DATA SUPPLIED:
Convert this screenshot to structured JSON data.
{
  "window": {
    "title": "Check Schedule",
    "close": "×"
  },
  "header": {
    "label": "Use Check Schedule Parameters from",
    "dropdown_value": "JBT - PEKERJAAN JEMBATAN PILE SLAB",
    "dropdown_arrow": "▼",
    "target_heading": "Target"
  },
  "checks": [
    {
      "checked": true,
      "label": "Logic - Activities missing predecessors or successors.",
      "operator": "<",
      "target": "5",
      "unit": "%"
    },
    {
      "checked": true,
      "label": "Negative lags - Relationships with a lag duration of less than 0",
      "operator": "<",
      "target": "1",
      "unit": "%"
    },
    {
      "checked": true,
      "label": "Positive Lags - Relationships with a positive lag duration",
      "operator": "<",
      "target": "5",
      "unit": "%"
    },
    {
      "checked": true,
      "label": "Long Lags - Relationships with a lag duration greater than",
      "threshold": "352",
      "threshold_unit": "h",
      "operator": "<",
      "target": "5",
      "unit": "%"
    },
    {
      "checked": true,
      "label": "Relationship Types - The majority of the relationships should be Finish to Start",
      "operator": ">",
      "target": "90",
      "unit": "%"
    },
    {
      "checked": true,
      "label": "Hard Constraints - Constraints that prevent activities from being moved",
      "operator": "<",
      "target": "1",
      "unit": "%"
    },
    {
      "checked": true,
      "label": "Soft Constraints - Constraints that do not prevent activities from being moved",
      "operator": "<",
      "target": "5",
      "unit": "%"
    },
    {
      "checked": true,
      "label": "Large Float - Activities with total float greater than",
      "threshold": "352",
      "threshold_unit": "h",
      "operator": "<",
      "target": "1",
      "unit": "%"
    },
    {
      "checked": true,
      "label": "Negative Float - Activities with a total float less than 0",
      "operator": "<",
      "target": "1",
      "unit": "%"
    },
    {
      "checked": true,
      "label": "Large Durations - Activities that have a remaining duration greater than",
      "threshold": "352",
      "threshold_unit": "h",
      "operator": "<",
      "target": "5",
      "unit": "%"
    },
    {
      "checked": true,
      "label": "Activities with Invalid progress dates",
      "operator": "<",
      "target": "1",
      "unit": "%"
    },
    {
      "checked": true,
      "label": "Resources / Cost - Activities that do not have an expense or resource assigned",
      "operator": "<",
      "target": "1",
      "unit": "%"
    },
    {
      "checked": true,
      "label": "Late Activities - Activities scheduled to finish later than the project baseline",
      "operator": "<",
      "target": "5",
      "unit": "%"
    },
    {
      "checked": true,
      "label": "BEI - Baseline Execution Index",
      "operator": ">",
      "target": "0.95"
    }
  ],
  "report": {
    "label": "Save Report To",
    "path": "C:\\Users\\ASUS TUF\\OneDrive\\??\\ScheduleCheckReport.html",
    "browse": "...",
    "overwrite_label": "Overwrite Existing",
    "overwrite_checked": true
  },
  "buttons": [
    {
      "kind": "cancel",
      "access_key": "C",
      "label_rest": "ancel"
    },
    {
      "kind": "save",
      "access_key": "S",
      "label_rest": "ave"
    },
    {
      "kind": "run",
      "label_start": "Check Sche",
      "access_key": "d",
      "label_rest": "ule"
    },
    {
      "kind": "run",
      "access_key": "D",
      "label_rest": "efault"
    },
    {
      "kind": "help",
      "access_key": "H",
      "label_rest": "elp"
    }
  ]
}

TO DO: Give the records above again, word for word.

FINISHED TASK:
Convert this screenshot to structured JSON data.
{
  "window": {
    "title": "Check Schedule",
    "close": "×"
  },
  "header": {
    "label": "Use Check Schedule Parameters from",
    "dropdown_value": "JBT - PEKERJAAN JEMBATAN PILE SLAB",
    "dropdown_arrow": "▼",
    "target_heading": "Target"
  },
  "checks": [
    {
      "checked": true,
      "label": "Logic - Activities missing predecessors or successors.",
      "operator": "<",
      "target": "5",
      "unit": "%"
    },
    {
      "checked": true,
      "label": "Negative lags - Relationships with a lag duration of less than 0",
      "operator": "<",
      "target": "1",
      "unit": "%"
    },
    {
      "checked": true,
      "label": "Positive Lags - Relationships with a positive lag duration",
      "operator": "<",
      "target": "5",
      "unit": "%"
    },
    {
      "checked": true,
      "label": "Long Lags - Relationships with a lag duration greater than",
      "threshold": "352",
      "threshold_unit": "h",
      "operator": "<",
      "target": "5",
      "unit": "%"
    },
    {
      "checked": true,
      "label": "Relationship Types - The majority of the relationships should be Finish to Start",
      "operator": ">",
      "target": "90",
      "unit": "%"
    },
    {
      "checked": true,
      "label": "Hard Constraints - Constraints that prevent activities from being moved",
      "operator": "<",
      "target": "1",
      "unit": "%"
    },
    {
      "checked": true,
      "label": "Soft Constraints - Constraints that do not prevent activities from being moved",
      "operator": "<",
      "target": "5",
      "unit": "%"
    },
    {
      "checked": true,
      "label": "Large Float - Activities with total float greater than",
      "threshold": "352",
      "threshold_unit": "h",
      "operator": "<",
      "target": "1",
      "unit": "%"
    },
    {
      "checked": true,
      "label": "Negative Float - Activities with a total float less than 0",
      "operator": "<",
      "target": "1",
      "unit": "%"
    },
    {
      "checked": true,
      "label": "Large Durations - Activities that have a remaining duration greater than",
      "threshold": "352",
      "threshold_unit": "h",
      "operator": "<",
      "target": "5",
      "unit": "%"
    },
    {
      "checked": true,
      "label": "Activities with Invalid progress dates",
      "operator": "<",
      "target": "1",
      "unit": "%"
    },
    {
      "checked": true,
      "label": "Resources / Cost - Activities that do not have an expense or resource assigned",
      "operator": "<",
      "target": "1",
      "unit": "%"
    },
    {
      "checked": true,
      "label": "Late Activities - Activities scheduled to finish later than the project baseline",
      "operator": "<",
      "target": "5",
      "unit": "%"
    },
    {
      "checked": true,
      "label": "BEI - Baseline Execution Index",
      "operator": ">",
      "target": "0.95"
    }
  ],
  "report": {
    "label": "Save Report To",
    "path": "C:\\Users\\ASUS TUF\\OneDrive\\??\\ScheduleCheckReport.html",
    "browse": "...",
    "overwrite_label": "Overwrite Existing",
    "overwrite_checked": true
  },
  "buttons": [
    {
      "kind": "cancel",
      "access_key": "C",
      "label_rest": "ancel"
    },
    {
      "kind": "save",
      "access_key": "S",
      "label_rest": "ave"
    },
    {
      "kind": "run",
      "label_start": "Check Sche",
      "access_key": "d",
      "label_rest": "ule"
    },
    {
      "kind": "run",
      "access_key": "D",
      "label_rest": "efault"
    },
    {
      "kind": "help",
      "access_key": "H",
      "label_rest": "elp"
    }
  ]
}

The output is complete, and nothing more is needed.